• RECORDS FOR THE TASK:
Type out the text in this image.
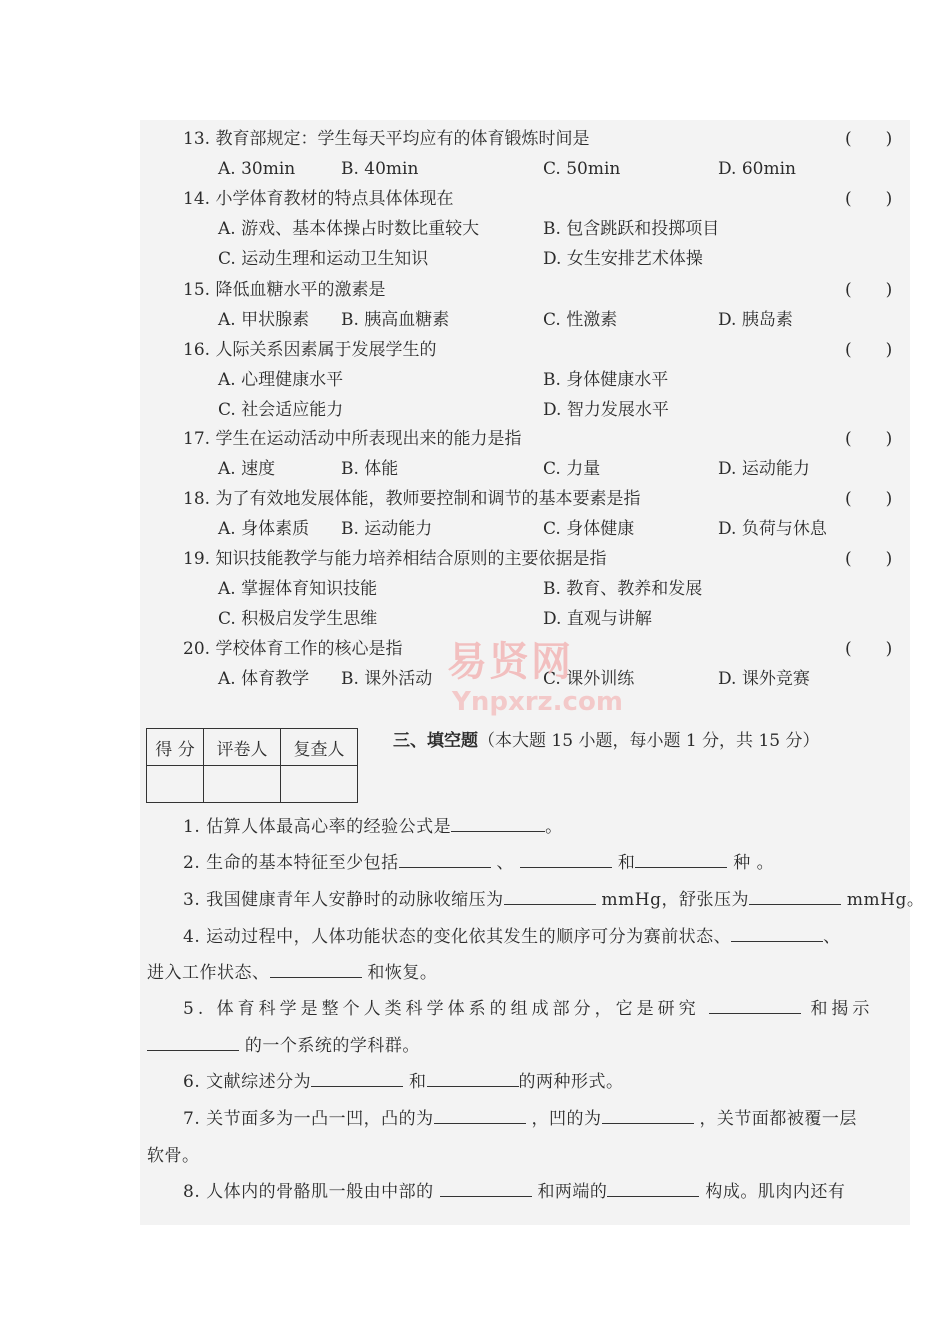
13. 教育部规定：学生每天平均应有的体育锻炼时间是	(　　)
A. 30min	B. 40min	C. 50min	D. 60min
14. 小学体育教材的特点具体体现在	(　　)
A. 游戏、基本体操占时数比重较大	B. 包含跳跃和投掷项目
C. 运动生理和运动卫生知识	D. 女生安排艺术体操
15. 降低血糖水平的激素是	(　　)
A. 甲状腺素 B. 胰高血糖素	C. 性激素	D. 胰岛素
16. 人际关系因素属于发展学生的	(　　)
A. 心理健康水平	B. 身体健康水平
C. 社会适应能力	D. 智力发展水平
17. 学生在运动活动中所表现出来的能力是指	(　　)
A. 速度	B. 体能	C. 力量	D. 运动能力
18. 为了有效地发展体能，教师要控制和调节的基本要素是指	(　　)
A. 身体素质 B. 运动能力	C. 身体健康	D. 负荷与休息
19. 知识技能教学与能力培养相结合原则的主要依据是指	(　　)
A. 掌握体育知识技能	B. 教育、教养和发展
C. 积极启发学生思维	D. 直观与讲解
20. 学校体育工作的核心是指	(　　)
A. 体育教学 B. 课外活动	C. 课外训练	D. 课外竞赛
易贤网
Ynpxrz.com
得 分	评卷人	复查人
			三、填空题（本大题 15 小题，每小题 1 分，共 15 分）
1. 估算人体最高心率的经验公式是	。
2. 生命的基本特征至少包括	、	和	种 。
3. 我国健康青年人安静时的动脉收缩压为	mmHg，舒张压为	mmHg。
4. 运动过程中，人体功能状态的变化依其发生的顺序可分为赛前状态、	、
进入工作状态、	和恢复。
5. 体育科学是整个人类科学体系的组成部分，它是研究	和揭示
的一个系统的学科群。
6. 文献综述分为	和	的两种形式。
7. 关节面多为一凸一凹，凸的为	，凹的为	，关节面都被覆一层
软骨。
8. 人体内的骨骼肌一般由中部的	和两端的	构成。肌肉内还有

• EXERCISE DESCRIPTION:
Skipping the pictures, transcribe each line above exactly as it appears.

• FULL SOLUTION:
Type out the text in this image.
13. 教育部规定：学生每天平均应有的体育锻炼时间是	(　　)
A. 30min	B. 40min	C. 50min	D. 60min
14. 小学体育教材的特点具体体现在	(　　)
A. 游戏、基本体操占时数比重较大	B. 包含跳跃和投掷项目
C. 运动生理和运动卫生知识	D. 女生安排艺术体操
15. 降低血糖水平的激素是	(　　)
A. 甲状腺素 B. 胰高血糖素	C. 性激素	D. 胰岛素
16. 人际关系因素属于发展学生的	(　　)
A. 心理健康水平	B. 身体健康水平
C. 社会适应能力	D. 智力发展水平
17. 学生在运动活动中所表现出来的能力是指	(　　)
A. 速度	B. 体能	C. 力量	D. 运动能力
18. 为了有效地发展体能，教师要控制和调节的基本要素是指	(　　)
A. 身体素质 B. 运动能力	C. 身体健康	D. 负荷与休息
19. 知识技能教学与能力培养相结合原则的主要依据是指	(　　)
A. 掌握体育知识技能	B. 教育、教养和发展
C. 积极启发学生思维	D. 直观与讲解
20. 学校体育工作的核心是指	(　　)
A. 体育教学 B. 课外活动	C. 课外训练	D. 课外竞赛
易贤网
Ynpxrz.com
得 分	评卷人	复查人
			三、填空题（本大题 15 小题，每小题 1 分，共 15 分）
1. 估算人体最高心率的经验公式是	。
2. 生命的基本特征至少包括	、	和	种 。
3. 我国健康青年人安静时的动脉收缩压为	mmHg，舒张压为	mmHg。
4. 运动过程中，人体功能状态的变化依其发生的顺序可分为赛前状态、	、
进入工作状态、	和恢复。
5. 体育科学是整个人类科学体系的组成部分，它是研究	和揭示
的一个系统的学科群。
6. 文献综述分为	和	的两种形式。
7. 关节面多为一凸一凹，凸的为	，凹的为	，关节面都被覆一层
软骨。
8. 人体内的骨骼肌一般由中部的	和两端的	构成。肌肉内还有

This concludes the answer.